━━ Supplied data

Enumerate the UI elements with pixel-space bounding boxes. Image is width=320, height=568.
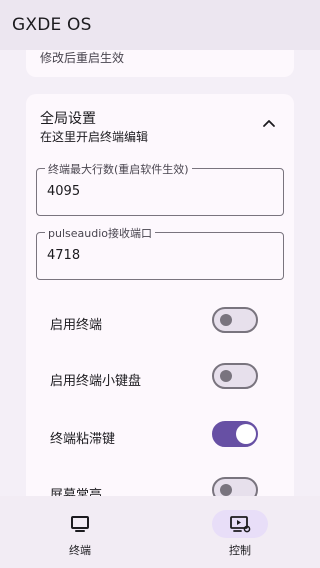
global-settings-card: 全局设置 在这里开启终端编辑 终端最大行数(重启软件生效) 4095 pulse…	[26, 94, 294, 496]
max-lines-label: 终端最大行数(重启软件生效)	[45, 161, 192, 177]
app-bar: GXDE OS	[0, 0, 320, 50]
pulseaudio-port-value[interactable]: 4718	[47, 248, 80, 263]
restart-note-text: 修改后重启生效	[40, 51, 125, 65]
enable-terminal-label: 启用终端	[50, 318, 103, 333]
section-subtitle: 在这里开启终端编辑	[40, 130, 149, 144]
screen-play-icon	[230, 516, 251, 533]
pulseaudio-port-label: pulseaudio接收端口	[45, 225, 155, 241]
chevron-up-icon[interactable]	[262, 118, 276, 128]
switch-thumb	[236, 424, 256, 444]
max-lines-value[interactable]: 4095	[47, 184, 80, 199]
app-title: GXDE OS	[12, 15, 92, 35]
nav-pill	[52, 510, 108, 538]
nav-pill	[212, 510, 268, 538]
max-lines-field[interactable]: 终端最大行数(重启软件生效) 4095	[36, 161, 284, 216]
pulseaudio-port-field[interactable]: pulseaudio接收端口 4718	[36, 225, 284, 280]
sticky-keys-switch[interactable]	[212, 421, 258, 447]
monitor-icon	[71, 516, 89, 532]
enable-keypad-label: 启用终端小键盘	[50, 374, 142, 389]
nav-label-terminal: 终端	[69, 544, 91, 557]
settings-scroll-area[interactable]: 修改后重启生效 全局设置 在这里开启终端编辑 终端最大行数(重启软件生效) 40…	[0, 50, 320, 496]
nav-item-terminal[interactable]: 终端	[0, 496, 160, 568]
restart-note-card: 修改后重启生效	[26, 50, 294, 77]
enable-terminal-switch[interactable]	[212, 307, 258, 333]
switch-thumb	[220, 314, 232, 326]
keep-screen-on-switch[interactable]	[212, 477, 258, 496]
sticky-keys-label: 终端粘滞键	[50, 432, 116, 447]
keep-screen-on-label: 屏幕常亮	[50, 488, 103, 496]
nav-item-control[interactable]: 控制	[160, 496, 320, 568]
enable-keypad-switch[interactable]	[212, 363, 258, 389]
bottom-navigation: 终端 控制	[0, 496, 320, 568]
switch-thumb	[220, 370, 232, 382]
switch-thumb	[220, 484, 232, 496]
section-title: 全局设置	[40, 111, 96, 127]
nav-label-control: 控制	[229, 544, 251, 557]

━━━━

Given request — Copy every one of the entries above line for line, leaving out the picture.

Worked answer —
Enumerate the UI elements with pixel-space bounding boxes. Image is width=320, height=568.
global-settings-card: 全局设置 在这里开启终端编辑 终端最大行数(重启软件生效) 4095 pulse…	[26, 94, 294, 496]
max-lines-label: 终端最大行数(重启软件生效)	[45, 161, 192, 177]
app-bar: GXDE OS	[0, 0, 320, 50]
pulseaudio-port-value[interactable]: 4718	[47, 248, 80, 263]
restart-note-text: 修改后重启生效	[40, 51, 125, 65]
enable-terminal-label: 启用终端	[50, 318, 103, 333]
section-subtitle: 在这里开启终端编辑	[40, 130, 149, 144]
screen-play-icon	[230, 516, 251, 533]
pulseaudio-port-label: pulseaudio接收端口	[45, 225, 155, 241]
chevron-up-icon[interactable]	[262, 118, 276, 128]
switch-thumb	[236, 424, 256, 444]
max-lines-value[interactable]: 4095	[47, 184, 80, 199]
app-title: GXDE OS	[12, 15, 92, 35]
nav-pill	[52, 510, 108, 538]
nav-pill	[212, 510, 268, 538]
max-lines-field[interactable]: 终端最大行数(重启软件生效) 4095	[36, 161, 284, 216]
pulseaudio-port-field[interactable]: pulseaudio接收端口 4718	[36, 225, 284, 280]
sticky-keys-switch[interactable]	[212, 421, 258, 447]
monitor-icon	[71, 516, 89, 532]
enable-keypad-label: 启用终端小键盘	[50, 374, 142, 389]
nav-label-terminal: 终端	[69, 544, 91, 557]
settings-scroll-area[interactable]: 修改后重启生效 全局设置 在这里开启终端编辑 终端最大行数(重启软件生效) 40…	[0, 50, 320, 496]
nav-item-terminal[interactable]: 终端	[0, 496, 160, 568]
restart-note-card: 修改后重启生效	[26, 50, 294, 77]
enable-terminal-switch[interactable]	[212, 307, 258, 333]
switch-thumb	[220, 314, 232, 326]
keep-screen-on-switch[interactable]	[212, 477, 258, 496]
sticky-keys-label: 终端粘滞键	[50, 432, 116, 447]
keep-screen-on-label: 屏幕常亮	[50, 488, 103, 496]
nav-item-control[interactable]: 控制	[160, 496, 320, 568]
enable-keypad-switch[interactable]	[212, 363, 258, 389]
bottom-navigation: 终端 控制	[0, 496, 320, 568]
switch-thumb	[220, 370, 232, 382]
switch-thumb	[220, 484, 232, 496]
section-title: 全局设置	[40, 111, 96, 127]
nav-label-control: 控制	[229, 544, 251, 557]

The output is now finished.